Task details: Transcribe the whole listing below without changing a word, but leave out every image.
>>
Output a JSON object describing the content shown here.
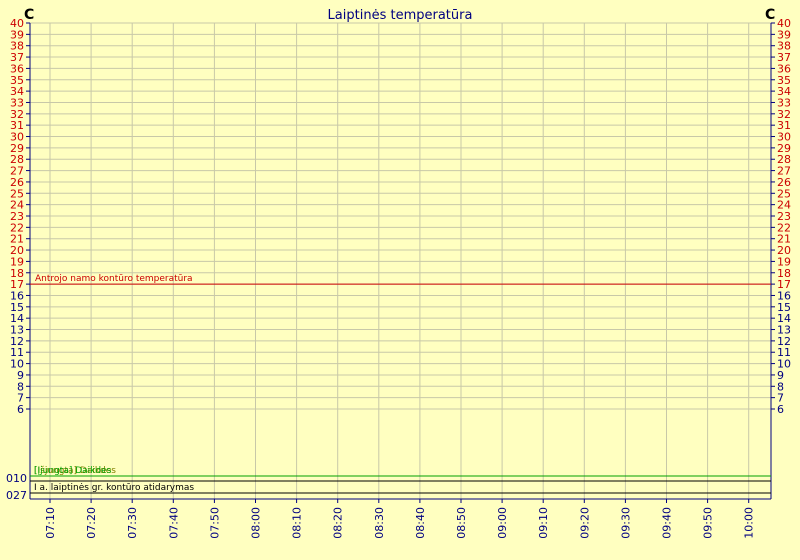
{
  "chart_data": {
    "type": "line",
    "title": "Laiptinės temperatūra",
    "unit_left": "C",
    "unit_right": "C",
    "y_ticks": [
      6,
      7,
      8,
      9,
      10,
      11,
      12,
      13,
      14,
      15,
      16,
      17,
      18,
      19,
      20,
      21,
      22,
      23,
      24,
      25,
      26,
      27,
      28,
      29,
      30,
      31,
      32,
      33,
      34,
      35,
      36,
      37,
      38,
      39,
      40
    ],
    "ylim": [
      6,
      40
    ],
    "x_labels": [
      "07:10",
      "07:20",
      "07:30",
      "07:40",
      "07:50",
      "08:00",
      "08:10",
      "08:20",
      "08:30",
      "08:40",
      "08:50",
      "09:00",
      "09:10",
      "09:20",
      "09:30",
      "09:40",
      "09:50",
      "10:00"
    ],
    "grid": true,
    "series": [
      {
        "name": "Antrojo namo kontūro temperatūra",
        "color": "#cc0000",
        "values": [
          17,
          17,
          17,
          17,
          17,
          17,
          17,
          17,
          17,
          17,
          17,
          17,
          17,
          17,
          17,
          17,
          17,
          17
        ]
      }
    ],
    "binary_band": {
      "labels_left": [
        "0",
        "1",
        "0"
      ],
      "labels_bottom": [
        "0",
        "2",
        "7"
      ],
      "tracks": [
        {
          "name": "[Išjungta] Daikdes",
          "color": "#808000",
          "level": 1
        },
        {
          "name": "[Įjungta] Daikdes",
          "color": "#00a000",
          "level": 1
        },
        {
          "name": "I a. laiptinės gr. kontūro atidarymas",
          "color": "#000000",
          "level": 0
        }
      ]
    }
  }
}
<<
Result:
Output a JSON object describing the content shown here.
{
  "chart_data": {
    "type": "line",
    "title": "Laiptinės temperatūra",
    "unit_left": "C",
    "unit_right": "C",
    "y_ticks": [
      6,
      7,
      8,
      9,
      10,
      11,
      12,
      13,
      14,
      15,
      16,
      17,
      18,
      19,
      20,
      21,
      22,
      23,
      24,
      25,
      26,
      27,
      28,
      29,
      30,
      31,
      32,
      33,
      34,
      35,
      36,
      37,
      38,
      39,
      40
    ],
    "ylim": [
      6,
      40
    ],
    "x_labels": [
      "07:10",
      "07:20",
      "07:30",
      "07:40",
      "07:50",
      "08:00",
      "08:10",
      "08:20",
      "08:30",
      "08:40",
      "08:50",
      "09:00",
      "09:10",
      "09:20",
      "09:30",
      "09:40",
      "09:50",
      "10:00"
    ],
    "grid": true,
    "series": [
      {
        "name": "Antrojo namo kontūro temperatūra",
        "color": "#cc0000",
        "values": [
          17,
          17,
          17,
          17,
          17,
          17,
          17,
          17,
          17,
          17,
          17,
          17,
          17,
          17,
          17,
          17,
          17,
          17
        ]
      }
    ],
    "binary_band": {
      "labels_left": [
        "0",
        "1",
        "0"
      ],
      "labels_bottom": [
        "0",
        "2",
        "7"
      ],
      "tracks": [
        {
          "name": "[Išjungta] Daikdes",
          "color": "#808000",
          "level": 1
        },
        {
          "name": "[Įjungta] Daikdes",
          "color": "#00a000",
          "level": 1
        },
        {
          "name": "I a. laiptinės gr. kontūro atidarymas",
          "color": "#000000",
          "level": 0
        }
      ]
    }
  }
}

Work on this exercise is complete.